begin Excerpted data

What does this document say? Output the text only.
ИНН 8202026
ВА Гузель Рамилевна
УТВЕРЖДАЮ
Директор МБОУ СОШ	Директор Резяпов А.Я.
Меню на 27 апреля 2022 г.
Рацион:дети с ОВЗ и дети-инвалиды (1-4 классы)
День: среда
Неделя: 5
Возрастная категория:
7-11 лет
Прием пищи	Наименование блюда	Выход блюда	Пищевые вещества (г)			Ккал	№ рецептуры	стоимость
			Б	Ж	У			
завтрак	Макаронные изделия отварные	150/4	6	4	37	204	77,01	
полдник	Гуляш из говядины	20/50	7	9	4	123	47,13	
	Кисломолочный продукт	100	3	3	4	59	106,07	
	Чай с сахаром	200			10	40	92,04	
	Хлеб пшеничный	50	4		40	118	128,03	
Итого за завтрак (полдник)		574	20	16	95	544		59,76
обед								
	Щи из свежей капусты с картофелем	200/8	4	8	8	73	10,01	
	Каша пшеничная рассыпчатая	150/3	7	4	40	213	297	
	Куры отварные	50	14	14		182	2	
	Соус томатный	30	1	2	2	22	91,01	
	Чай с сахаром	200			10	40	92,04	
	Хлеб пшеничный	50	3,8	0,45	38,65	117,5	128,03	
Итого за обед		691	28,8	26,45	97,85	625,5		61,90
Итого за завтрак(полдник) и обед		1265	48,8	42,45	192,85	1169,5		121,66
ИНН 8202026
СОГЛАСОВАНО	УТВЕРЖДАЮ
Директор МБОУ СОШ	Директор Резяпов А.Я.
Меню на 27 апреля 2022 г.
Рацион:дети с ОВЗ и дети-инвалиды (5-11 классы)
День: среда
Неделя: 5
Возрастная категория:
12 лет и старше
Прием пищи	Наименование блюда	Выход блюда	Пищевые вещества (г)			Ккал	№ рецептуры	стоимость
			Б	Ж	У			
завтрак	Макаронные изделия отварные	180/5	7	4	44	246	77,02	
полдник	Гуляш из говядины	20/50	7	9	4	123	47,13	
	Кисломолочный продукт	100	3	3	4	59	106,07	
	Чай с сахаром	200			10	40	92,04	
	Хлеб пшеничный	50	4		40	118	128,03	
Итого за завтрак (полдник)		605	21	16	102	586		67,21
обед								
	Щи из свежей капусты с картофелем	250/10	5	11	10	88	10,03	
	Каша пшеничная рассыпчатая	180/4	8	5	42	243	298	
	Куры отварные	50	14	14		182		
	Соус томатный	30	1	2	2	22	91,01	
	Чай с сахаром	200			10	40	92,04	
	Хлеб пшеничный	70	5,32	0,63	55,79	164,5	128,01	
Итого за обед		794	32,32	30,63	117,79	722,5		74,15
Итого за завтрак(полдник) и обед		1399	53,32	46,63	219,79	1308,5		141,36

end Excerpted data
begin Excerpted data

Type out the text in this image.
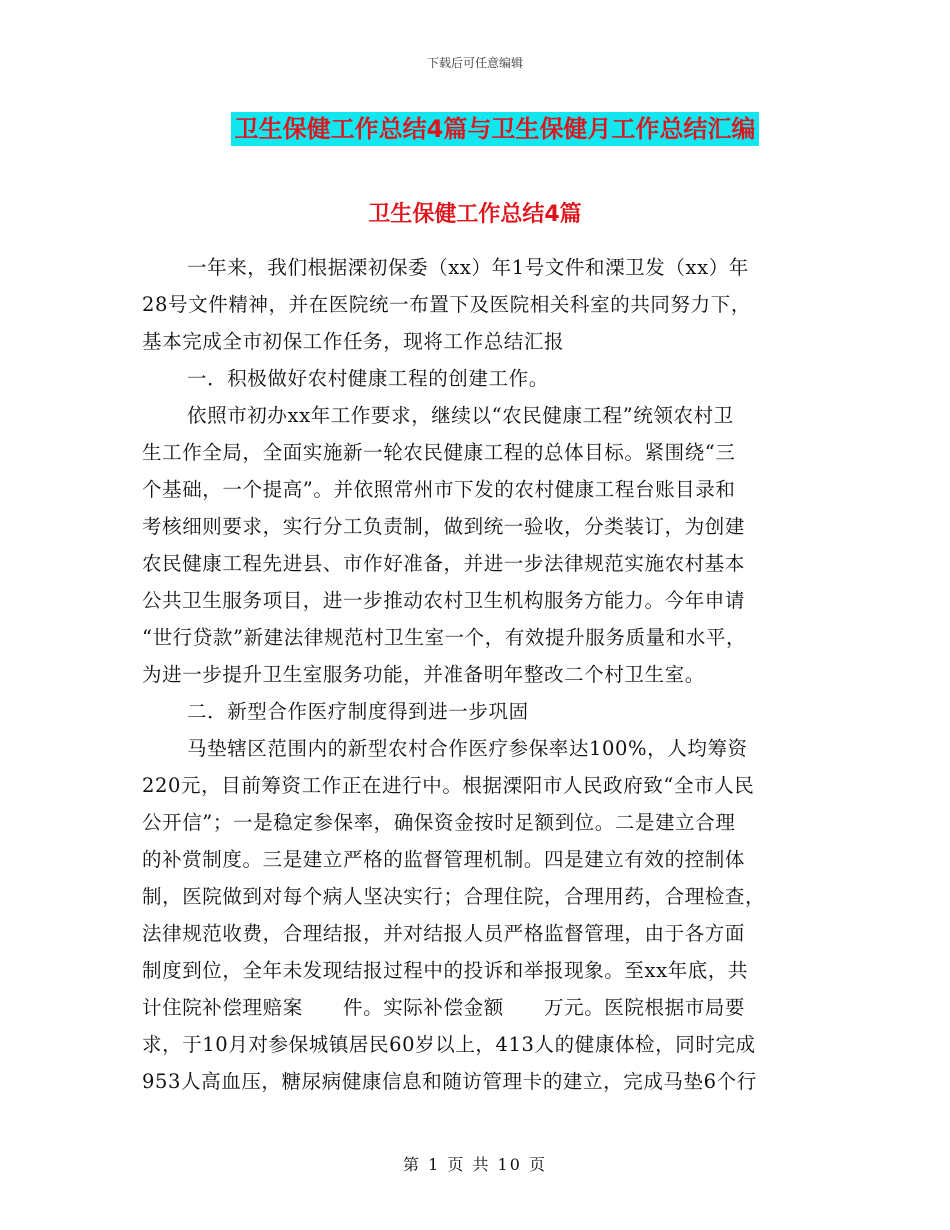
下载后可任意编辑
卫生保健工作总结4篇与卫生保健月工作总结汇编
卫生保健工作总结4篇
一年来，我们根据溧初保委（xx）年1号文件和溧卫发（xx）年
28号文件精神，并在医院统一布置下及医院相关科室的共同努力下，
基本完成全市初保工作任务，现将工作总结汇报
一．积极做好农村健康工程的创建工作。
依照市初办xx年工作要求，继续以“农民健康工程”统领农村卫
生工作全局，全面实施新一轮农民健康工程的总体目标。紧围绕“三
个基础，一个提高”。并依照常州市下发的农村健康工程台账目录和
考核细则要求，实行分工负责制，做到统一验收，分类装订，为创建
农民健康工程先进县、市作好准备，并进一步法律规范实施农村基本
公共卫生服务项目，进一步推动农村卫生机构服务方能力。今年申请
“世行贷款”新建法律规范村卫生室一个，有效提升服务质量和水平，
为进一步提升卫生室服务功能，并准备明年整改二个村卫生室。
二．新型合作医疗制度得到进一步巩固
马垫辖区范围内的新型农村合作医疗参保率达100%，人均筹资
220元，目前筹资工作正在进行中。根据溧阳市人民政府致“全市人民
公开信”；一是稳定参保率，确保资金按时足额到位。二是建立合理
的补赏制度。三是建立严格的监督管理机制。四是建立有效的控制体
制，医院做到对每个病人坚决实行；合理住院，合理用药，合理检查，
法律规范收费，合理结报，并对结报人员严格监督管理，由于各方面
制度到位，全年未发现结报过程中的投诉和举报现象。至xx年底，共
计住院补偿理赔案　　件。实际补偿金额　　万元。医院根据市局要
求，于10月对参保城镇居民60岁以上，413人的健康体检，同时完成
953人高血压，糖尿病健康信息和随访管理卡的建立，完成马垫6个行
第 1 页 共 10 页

end Excerpted data

» What the task requires
Scan the listing above. Gather each line that contains the word "картофелем".

» Answer to this problem
	Щи из свежей капусты с картофелем	200/8	4	8	8	73	10,01	
	Щи из свежей капусты с картофелем	250/10	5	11	10	88	10,03	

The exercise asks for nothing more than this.